Exercise goal »
The entries are to be written out again with no differences.

:::::

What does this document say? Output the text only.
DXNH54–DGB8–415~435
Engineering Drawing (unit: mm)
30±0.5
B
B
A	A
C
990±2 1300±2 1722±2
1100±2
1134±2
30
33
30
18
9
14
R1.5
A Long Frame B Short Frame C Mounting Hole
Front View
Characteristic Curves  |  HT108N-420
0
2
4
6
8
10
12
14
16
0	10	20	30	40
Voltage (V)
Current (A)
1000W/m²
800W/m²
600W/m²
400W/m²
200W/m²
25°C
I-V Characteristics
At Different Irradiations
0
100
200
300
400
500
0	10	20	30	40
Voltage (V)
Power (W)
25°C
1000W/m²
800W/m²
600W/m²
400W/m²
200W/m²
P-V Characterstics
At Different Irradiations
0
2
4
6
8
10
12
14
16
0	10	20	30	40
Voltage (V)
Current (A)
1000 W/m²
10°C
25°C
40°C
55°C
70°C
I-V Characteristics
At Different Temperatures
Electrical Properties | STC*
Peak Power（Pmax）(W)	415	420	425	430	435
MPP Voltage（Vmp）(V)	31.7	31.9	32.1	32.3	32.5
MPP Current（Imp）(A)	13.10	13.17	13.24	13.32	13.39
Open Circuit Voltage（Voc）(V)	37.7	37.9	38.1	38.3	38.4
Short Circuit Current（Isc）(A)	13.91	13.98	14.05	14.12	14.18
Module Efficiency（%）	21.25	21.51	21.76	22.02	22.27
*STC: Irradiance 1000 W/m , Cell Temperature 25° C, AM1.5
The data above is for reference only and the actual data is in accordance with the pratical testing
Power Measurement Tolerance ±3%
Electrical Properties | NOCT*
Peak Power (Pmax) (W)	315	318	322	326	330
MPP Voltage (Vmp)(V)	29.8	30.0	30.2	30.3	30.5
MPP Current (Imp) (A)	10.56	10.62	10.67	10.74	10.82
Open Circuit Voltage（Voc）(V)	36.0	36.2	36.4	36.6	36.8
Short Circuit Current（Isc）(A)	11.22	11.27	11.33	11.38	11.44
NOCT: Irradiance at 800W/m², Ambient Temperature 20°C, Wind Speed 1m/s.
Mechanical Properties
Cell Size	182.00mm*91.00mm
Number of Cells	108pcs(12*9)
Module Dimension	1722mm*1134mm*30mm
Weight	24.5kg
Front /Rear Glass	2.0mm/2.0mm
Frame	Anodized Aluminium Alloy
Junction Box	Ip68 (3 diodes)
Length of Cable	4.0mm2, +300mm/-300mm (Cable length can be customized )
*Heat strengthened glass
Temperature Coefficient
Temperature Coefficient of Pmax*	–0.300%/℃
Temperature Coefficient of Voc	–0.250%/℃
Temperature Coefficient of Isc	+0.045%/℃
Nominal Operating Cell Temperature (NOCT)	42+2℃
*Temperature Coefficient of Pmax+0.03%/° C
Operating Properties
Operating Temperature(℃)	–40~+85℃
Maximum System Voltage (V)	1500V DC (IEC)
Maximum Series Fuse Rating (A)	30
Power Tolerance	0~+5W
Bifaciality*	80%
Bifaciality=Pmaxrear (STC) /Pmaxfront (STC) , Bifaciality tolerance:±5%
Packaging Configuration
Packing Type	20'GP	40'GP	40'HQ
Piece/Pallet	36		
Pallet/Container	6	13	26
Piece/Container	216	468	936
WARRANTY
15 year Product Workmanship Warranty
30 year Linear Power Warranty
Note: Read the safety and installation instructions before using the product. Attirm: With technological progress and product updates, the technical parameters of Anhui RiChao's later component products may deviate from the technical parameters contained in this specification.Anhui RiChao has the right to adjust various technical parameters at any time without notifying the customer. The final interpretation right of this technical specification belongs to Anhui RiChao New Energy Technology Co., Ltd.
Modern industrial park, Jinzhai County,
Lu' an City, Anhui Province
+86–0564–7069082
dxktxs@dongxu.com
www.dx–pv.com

:::::

Solution to this exercise »
What does this document say? Output the text only.
DXNH54–DGB8–415~435
Engineering Drawing (unit: mm)
30±0.5
B
B
A	A
C
990±2 1300±2 1722±2
1100±2
1134±2
30
33
30
18
9
14
R1.5
A Long Frame B Short Frame C Mounting Hole
Front View
Characteristic Curves  |  HT108N-420
0
2
4
6
8
10
12
14
16
0	10	20	30	40
Voltage (V)
Current (A)
1000W/m²
800W/m²
600W/m²
400W/m²
200W/m²
25°C
I-V Characteristics
At Different Irradiations
0
100
200
300
400
500
0	10	20	30	40
Voltage (V)
Power (W)
25°C
1000W/m²
800W/m²
600W/m²
400W/m²
200W/m²
P-V Characterstics
At Different Irradiations
0
2
4
6
8
10
12
14
16
0	10	20	30	40
Voltage (V)
Current (A)
1000 W/m²
10°C
25°C
40°C
55°C
70°C
I-V Characteristics
At Different Temperatures
Electrical Properties | STC*
Peak Power（Pmax）(W)	415	420	425	430	435
MPP Voltage（Vmp）(V)	31.7	31.9	32.1	32.3	32.5
MPP Current（Imp）(A)	13.10	13.17	13.24	13.32	13.39
Open Circuit Voltage（Voc）(V)	37.7	37.9	38.1	38.3	38.4
Short Circuit Current（Isc）(A)	13.91	13.98	14.05	14.12	14.18
Module Efficiency（%）	21.25	21.51	21.76	22.02	22.27
*STC: Irradiance 1000 W/m , Cell Temperature 25° C, AM1.5
The data above is for reference only and the actual data is in accordance with the pratical testing
Power Measurement Tolerance ±3%
Electrical Properties | NOCT*
Peak Power (Pmax) (W)	315	318	322	326	330
MPP Voltage (Vmp)(V)	29.8	30.0	30.2	30.3	30.5
MPP Current (Imp) (A)	10.56	10.62	10.67	10.74	10.82
Open Circuit Voltage（Voc）(V)	36.0	36.2	36.4	36.6	36.8
Short Circuit Current（Isc）(A)	11.22	11.27	11.33	11.38	11.44
NOCT: Irradiance at 800W/m², Ambient Temperature 20°C, Wind Speed 1m/s.
Mechanical Properties
Cell Size	182.00mm*91.00mm
Number of Cells	108pcs(12*9)
Module Dimension	1722mm*1134mm*30mm
Weight	24.5kg
Front /Rear Glass	2.0mm/2.0mm
Frame	Anodized Aluminium Alloy
Junction Box	Ip68 (3 diodes)
Length of Cable	4.0mm2, +300mm/-300mm (Cable length can be customized )
*Heat strengthened glass
Temperature Coefficient
Temperature Coefficient of Pmax*	–0.300%/℃
Temperature Coefficient of Voc	–0.250%/℃
Temperature Coefficient of Isc	+0.045%/℃
Nominal Operating Cell Temperature (NOCT)	42+2℃
*Temperature Coefficient of Pmax+0.03%/° C
Operating Properties
Operating Temperature(℃)	–40~+85℃
Maximum System Voltage (V)	1500V DC (IEC)
Maximum Series Fuse Rating (A)	30
Power Tolerance	0~+5W
Bifaciality*	80%
Bifaciality=Pmaxrear (STC) /Pmaxfront (STC) , Bifaciality tolerance:±5%
Packaging Configuration
Packing Type	20'GP	40'GP	40'HQ
Piece/Pallet	36		
Pallet/Container	6	13	26
Piece/Container	216	468	936
WARRANTY
15 year Product Workmanship Warranty
30 year Linear Power Warranty
Note: Read the safety and installation instructions before using the product. Attirm: With technological progress and product updates, the technical parameters of Anhui RiChao's later component products may deviate from the technical parameters contained in this specification.Anhui RiChao has the right to adjust various technical parameters at any time without notifying the customer. The final interpretation right of this technical specification belongs to Anhui RiChao New Energy Technology Co., Ltd.
Modern industrial park, Jinzhai County,
Lu' an City, Anhui Province
+86–0564–7069082
dxktxs@dongxu.com
www.dx–pv.com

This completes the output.